◆ Your objective ◆
Skip the images. Copy the records exactly as written.

◆ Stored data ◆
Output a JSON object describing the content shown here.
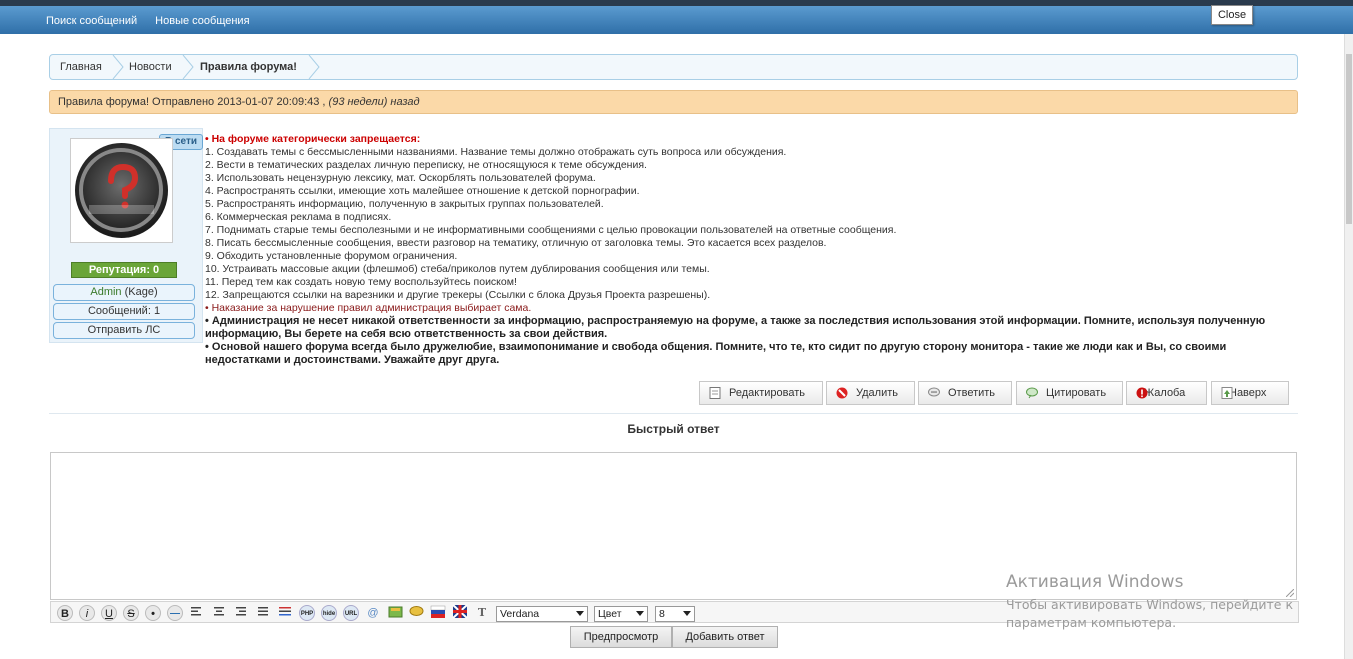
{
  "topnav": {
    "items": [
      "Поиск сообщений",
      "Новые сообщения"
    ],
    "close_tooltip": "Close"
  },
  "breadcrumb": {
    "items": [
      "Главная",
      "Новости",
      "Правила форума!"
    ]
  },
  "notice": {
    "text": "Правила форума! Отправлено 2013-01-07 20:09:43 ,",
    "relative": "(93 недели) назад"
  },
  "user": {
    "online_badge": "В сети",
    "reputation": "Репутация: 0",
    "name": "Admin",
    "name_suffix": "(Kage)",
    "posts": "Сообщений: 1",
    "pm": "Отправить ЛС"
  },
  "post": {
    "heading": "• На форуме категорически запрещается:",
    "rules": [
      "1. Создавать темы с бессмысленными названиями. Название темы должно отображать суть вопроса или обсуждения.",
      "2. Вести в тематических разделах личную переписку, не относящуюся к теме обсуждения.",
      "3. Использовать нецензурную лексику, мат. Оскорблять пользователей форума.",
      "4. Распространять ссылки, имеющие хоть малейшее отношение к детской порнографии.",
      "5. Распространять информацию, полученную в закрытых группах пользователей.",
      "6. Коммерческая реклама в подписях.",
      "7. Поднимать старые темы бесполезными и не информативными сообщениями с целью провокации пользователей на ответные сообщения.",
      "8. Писать бессмысленные сообщения, ввести разговор на тематику, отличную от заголовка темы. Это касается всех разделов.",
      "9. Обходить установленные форумом ограничения.",
      "10. Устраивать массовые акции (флешмоб) стеба/приколов путем дублирования сообщения или темы.",
      "11. Перед тем как создать новую тему воспользуйтесь поиском!",
      "12. Запрещаются ссылки на варезники и другие трекеры (Ссылки с блока Друзья Проекта разрешены)."
    ],
    "punishment": "• Наказание за нарушение правил администрация выбирает сама.",
    "disclaimer": "• Администрация не несет никакой ответственности за информацию, распространяемую на форуме, а также за последствия использования этой информации. Помните, используя полученную информацию, Вы берете на себя всю ответственность за свои действия.",
    "principle": "• Основой нашего форума всегда было дружелюбие, взаимопонимание и свобода общения. Помните, что те, кто сидит по другую сторону монитора - такие же люди как и Вы, со своими недостатками и достоинствами. Уважайте друг друга."
  },
  "actions": {
    "edit": "Редактировать",
    "delete": "Удалить",
    "reply": "Ответить",
    "quote": "Цитировать",
    "report": "Жалоба",
    "top": "Наверх"
  },
  "quick_reply": {
    "title": "Быстрый ответ",
    "font": "Verdana",
    "color": "Цвет",
    "size": "8",
    "toolbar": {
      "bold": "B",
      "italic": "i",
      "underline": "U",
      "strike": "S",
      "php": "PHP",
      "hide": "hide",
      "url": "URL",
      "text": "T"
    },
    "preview": "Предпросмотр",
    "submit": "Добавить ответ"
  },
  "watermark": {
    "title": "Активация Windows",
    "line1": "Чтобы активировать Windows, перейдите к",
    "line2": "параметрам компьютера."
  },
  "colors": {
    "header": "#3a7db8",
    "notice_bg": "#fbd9a8",
    "reputation": "#6aa538",
    "rule_heading": "#cc0000"
  }
}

◆ Result ◆
Output a JSON object describing the content shown here.
{
  "topnav": {
    "items": [
      "Поиск сообщений",
      "Новые сообщения"
    ],
    "close_tooltip": "Close"
  },
  "breadcrumb": {
    "items": [
      "Главная",
      "Новости",
      "Правила форума!"
    ]
  },
  "notice": {
    "text": "Правила форума! Отправлено 2013-01-07 20:09:43 ,",
    "relative": "(93 недели) назад"
  },
  "user": {
    "online_badge": "В сети",
    "reputation": "Репутация: 0",
    "name": "Admin",
    "name_suffix": "(Kage)",
    "posts": "Сообщений: 1",
    "pm": "Отправить ЛС"
  },
  "post": {
    "heading": "• На форуме категорически запрещается:",
    "rules": [
      "1. Создавать темы с бессмысленными названиями. Название темы должно отображать суть вопроса или обсуждения.",
      "2. Вести в тематических разделах личную переписку, не относящуюся к теме обсуждения.",
      "3. Использовать нецензурную лексику, мат. Оскорблять пользователей форума.",
      "4. Распространять ссылки, имеющие хоть малейшее отношение к детской порнографии.",
      "5. Распространять информацию, полученную в закрытых группах пользователей.",
      "6. Коммерческая реклама в подписях.",
      "7. Поднимать старые темы бесполезными и не информативными сообщениями с целью провокации пользователей на ответные сообщения.",
      "8. Писать бессмысленные сообщения, ввести разговор на тематику, отличную от заголовка темы. Это касается всех разделов.",
      "9. Обходить установленные форумом ограничения.",
      "10. Устраивать массовые акции (флешмоб) стеба/приколов путем дублирования сообщения или темы.",
      "11. Перед тем как создать новую тему воспользуйтесь поиском!",
      "12. Запрещаются ссылки на варезники и другие трекеры (Ссылки с блока Друзья Проекта разрешены)."
    ],
    "punishment": "• Наказание за нарушение правил администрация выбирает сама.",
    "disclaimer": "• Администрация не несет никакой ответственности за информацию, распространяемую на форуме, а также за последствия использования этой информации. Помните, используя полученную информацию, Вы берете на себя всю ответственность за свои действия.",
    "principle": "• Основой нашего форума всегда было дружелюбие, взаимопонимание и свобода общения. Помните, что те, кто сидит по другую сторону монитора - такие же люди как и Вы, со своими недостатками и достоинствами. Уважайте друг друга."
  },
  "actions": {
    "edit": "Редактировать",
    "delete": "Удалить",
    "reply": "Ответить",
    "quote": "Цитировать",
    "report": "Жалоба",
    "top": "Наверх"
  },
  "quick_reply": {
    "title": "Быстрый ответ",
    "font": "Verdana",
    "color": "Цвет",
    "size": "8",
    "toolbar": {
      "bold": "B",
      "italic": "i",
      "underline": "U",
      "strike": "S",
      "php": "PHP",
      "hide": "hide",
      "url": "URL",
      "text": "T"
    },
    "preview": "Предпросмотр",
    "submit": "Добавить ответ"
  },
  "watermark": {
    "title": "Активация Windows",
    "line1": "Чтобы активировать Windows, перейдите к",
    "line2": "параметрам компьютера."
  },
  "colors": {
    "header": "#3a7db8",
    "notice_bg": "#fbd9a8",
    "reputation": "#6aa538",
    "rule_heading": "#cc0000"
  }
}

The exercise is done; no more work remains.